• **Supplied material**
==*==

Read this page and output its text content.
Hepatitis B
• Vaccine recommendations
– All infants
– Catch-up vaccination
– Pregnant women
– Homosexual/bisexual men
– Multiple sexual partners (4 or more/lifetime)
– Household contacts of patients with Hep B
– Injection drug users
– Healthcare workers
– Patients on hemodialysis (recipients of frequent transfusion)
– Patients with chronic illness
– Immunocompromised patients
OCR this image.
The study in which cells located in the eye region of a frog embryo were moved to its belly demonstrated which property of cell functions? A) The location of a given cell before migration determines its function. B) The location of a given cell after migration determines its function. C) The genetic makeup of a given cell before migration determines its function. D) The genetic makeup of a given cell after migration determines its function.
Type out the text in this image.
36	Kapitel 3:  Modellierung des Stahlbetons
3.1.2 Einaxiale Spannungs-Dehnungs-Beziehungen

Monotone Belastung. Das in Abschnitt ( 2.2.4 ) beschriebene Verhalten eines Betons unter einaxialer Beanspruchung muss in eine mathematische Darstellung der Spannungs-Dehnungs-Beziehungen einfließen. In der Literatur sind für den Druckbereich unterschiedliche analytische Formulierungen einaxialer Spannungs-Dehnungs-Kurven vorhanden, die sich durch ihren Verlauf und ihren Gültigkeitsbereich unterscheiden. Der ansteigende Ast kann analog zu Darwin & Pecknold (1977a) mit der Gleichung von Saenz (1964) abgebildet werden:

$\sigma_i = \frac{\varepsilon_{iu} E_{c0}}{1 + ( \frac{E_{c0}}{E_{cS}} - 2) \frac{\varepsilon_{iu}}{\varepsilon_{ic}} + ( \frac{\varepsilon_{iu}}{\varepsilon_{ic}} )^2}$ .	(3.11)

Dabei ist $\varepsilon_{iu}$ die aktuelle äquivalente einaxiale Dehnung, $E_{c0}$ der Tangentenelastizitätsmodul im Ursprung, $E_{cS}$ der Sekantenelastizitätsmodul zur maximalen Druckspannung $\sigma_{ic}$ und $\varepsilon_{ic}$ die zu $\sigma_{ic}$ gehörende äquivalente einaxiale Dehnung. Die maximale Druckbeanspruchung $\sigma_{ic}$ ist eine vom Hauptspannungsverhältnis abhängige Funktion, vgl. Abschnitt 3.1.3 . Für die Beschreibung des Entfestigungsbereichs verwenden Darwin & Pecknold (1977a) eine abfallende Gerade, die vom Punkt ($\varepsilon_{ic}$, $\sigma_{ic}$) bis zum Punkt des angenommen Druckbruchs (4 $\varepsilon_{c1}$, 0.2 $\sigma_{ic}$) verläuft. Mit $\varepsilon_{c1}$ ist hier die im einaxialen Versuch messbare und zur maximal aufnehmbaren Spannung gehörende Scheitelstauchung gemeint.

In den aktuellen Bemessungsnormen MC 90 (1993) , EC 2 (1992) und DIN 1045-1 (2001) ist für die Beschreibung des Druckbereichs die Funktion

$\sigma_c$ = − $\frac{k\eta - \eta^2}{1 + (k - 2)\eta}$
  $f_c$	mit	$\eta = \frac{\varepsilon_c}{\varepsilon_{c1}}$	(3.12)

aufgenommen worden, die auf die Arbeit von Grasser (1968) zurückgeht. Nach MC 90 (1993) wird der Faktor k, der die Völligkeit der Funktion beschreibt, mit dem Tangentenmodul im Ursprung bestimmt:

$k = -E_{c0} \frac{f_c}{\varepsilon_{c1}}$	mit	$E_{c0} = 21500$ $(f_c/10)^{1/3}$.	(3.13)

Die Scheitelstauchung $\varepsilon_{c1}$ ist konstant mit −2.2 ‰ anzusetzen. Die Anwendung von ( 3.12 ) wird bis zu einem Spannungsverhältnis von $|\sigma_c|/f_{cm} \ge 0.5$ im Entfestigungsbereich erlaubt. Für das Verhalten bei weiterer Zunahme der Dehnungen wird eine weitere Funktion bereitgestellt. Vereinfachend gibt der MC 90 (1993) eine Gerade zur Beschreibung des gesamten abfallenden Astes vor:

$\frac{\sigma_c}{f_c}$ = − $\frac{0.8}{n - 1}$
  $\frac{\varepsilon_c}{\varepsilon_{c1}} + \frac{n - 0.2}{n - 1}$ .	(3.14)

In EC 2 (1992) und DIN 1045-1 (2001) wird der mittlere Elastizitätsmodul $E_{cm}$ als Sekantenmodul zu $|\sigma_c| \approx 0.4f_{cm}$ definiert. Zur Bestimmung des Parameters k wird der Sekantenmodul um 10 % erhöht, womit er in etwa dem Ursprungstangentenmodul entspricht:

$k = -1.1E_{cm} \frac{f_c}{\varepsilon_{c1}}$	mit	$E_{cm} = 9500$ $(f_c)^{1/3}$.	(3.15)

==*==

• **Activity**
When you answer, repeat all of the material exactly as given.

• **Written answer**
Read this page and output its text content.
Hepatitis B
• Vaccine recommendations
– All infants
– Catch-up vaccination
– Pregnant women
– Homosexual/bisexual men
– Multiple sexual partners (4 or more/lifetime)
– Household contacts of patients with Hep B
– Injection drug users
– Healthcare workers
– Patients on hemodialysis (recipients of frequent transfusion)
– Patients with chronic illness
– Immunocompromised patients
OCR this image.
The study in which cells located in the eye region of a frog embryo were moved to its belly demonstrated which property of cell functions? A) The location of a given cell before migration determines its function. B) The location of a given cell after migration determines its function. C) The genetic makeup of a given cell before migration determines its function. D) The genetic makeup of a given cell after migration determines its function.
Type out the text in this image.
36	Kapitel 3:  Modellierung des Stahlbetons
3.1.2 Einaxiale Spannungs-Dehnungs-Beziehungen

Monotone Belastung. Das in Abschnitt ( 2.2.4 ) beschriebene Verhalten eines Betons unter einaxialer Beanspruchung muss in eine mathematische Darstellung der Spannungs-Dehnungs-Beziehungen einfließen. In der Literatur sind für den Druckbereich unterschiedliche analytische Formulierungen einaxialer Spannungs-Dehnungs-Kurven vorhanden, die sich durch ihren Verlauf und ihren Gültigkeitsbereich unterscheiden. Der ansteigende Ast kann analog zu Darwin & Pecknold (1977a) mit der Gleichung von Saenz (1964) abgebildet werden:

$\sigma_i = \frac{\varepsilon_{iu} E_{c0}}{1 + ( \frac{E_{c0}}{E_{cS}} - 2) \frac{\varepsilon_{iu}}{\varepsilon_{ic}} + ( \frac{\varepsilon_{iu}}{\varepsilon_{ic}} )^2}$ .	(3.11)

Dabei ist $\varepsilon_{iu}$ die aktuelle äquivalente einaxiale Dehnung, $E_{c0}$ der Tangentenelastizitätsmodul im Ursprung, $E_{cS}$ der Sekantenelastizitätsmodul zur maximalen Druckspannung $\sigma_{ic}$ und $\varepsilon_{ic}$ die zu $\sigma_{ic}$ gehörende äquivalente einaxiale Dehnung. Die maximale Druckbeanspruchung $\sigma_{ic}$ ist eine vom Hauptspannungsverhältnis abhängige Funktion, vgl. Abschnitt 3.1.3 . Für die Beschreibung des Entfestigungsbereichs verwenden Darwin & Pecknold (1977a) eine abfallende Gerade, die vom Punkt ($\varepsilon_{ic}$, $\sigma_{ic}$) bis zum Punkt des angenommen Druckbruchs (4 $\varepsilon_{c1}$, 0.2 $\sigma_{ic}$) verläuft. Mit $\varepsilon_{c1}$ ist hier die im einaxialen Versuch messbare und zur maximal aufnehmbaren Spannung gehörende Scheitelstauchung gemeint.

In den aktuellen Bemessungsnormen MC 90 (1993) , EC 2 (1992) und DIN 1045-1 (2001) ist für die Beschreibung des Druckbereichs die Funktion

$\sigma_c$ = − $\frac{k\eta - \eta^2}{1 + (k - 2)\eta}$
  $f_c$	mit	$\eta = \frac{\varepsilon_c}{\varepsilon_{c1}}$	(3.12)

aufgenommen worden, die auf die Arbeit von Grasser (1968) zurückgeht. Nach MC 90 (1993) wird der Faktor k, der die Völligkeit der Funktion beschreibt, mit dem Tangentenmodul im Ursprung bestimmt:

$k = -E_{c0} \frac{f_c}{\varepsilon_{c1}}$	mit	$E_{c0} = 21500$ $(f_c/10)^{1/3}$.	(3.13)

Die Scheitelstauchung $\varepsilon_{c1}$ ist konstant mit −2.2 ‰ anzusetzen. Die Anwendung von ( 3.12 ) wird bis zu einem Spannungsverhältnis von $|\sigma_c|/f_{cm} \ge 0.5$ im Entfestigungsbereich erlaubt. Für das Verhalten bei weiterer Zunahme der Dehnungen wird eine weitere Funktion bereitgestellt. Vereinfachend gibt der MC 90 (1993) eine Gerade zur Beschreibung des gesamten abfallenden Astes vor:

$\frac{\sigma_c}{f_c}$ = − $\frac{0.8}{n - 1}$
  $\frac{\varepsilon_c}{\varepsilon_{c1}} + \frac{n - 0.2}{n - 1}$ .	(3.14)

In EC 2 (1992) und DIN 1045-1 (2001) wird der mittlere Elastizitätsmodul $E_{cm}$ als Sekantenmodul zu $|\sigma_c| \approx 0.4f_{cm}$ definiert. Zur Bestimmung des Parameters k wird der Sekantenmodul um 10 % erhöht, womit er in etwa dem Ursprungstangentenmodul entspricht:

$k = -1.1E_{cm} \frac{f_c}{\varepsilon_{c1}}$	mit	$E_{cm} = 9500$ $(f_c)^{1/3}$.	(3.15)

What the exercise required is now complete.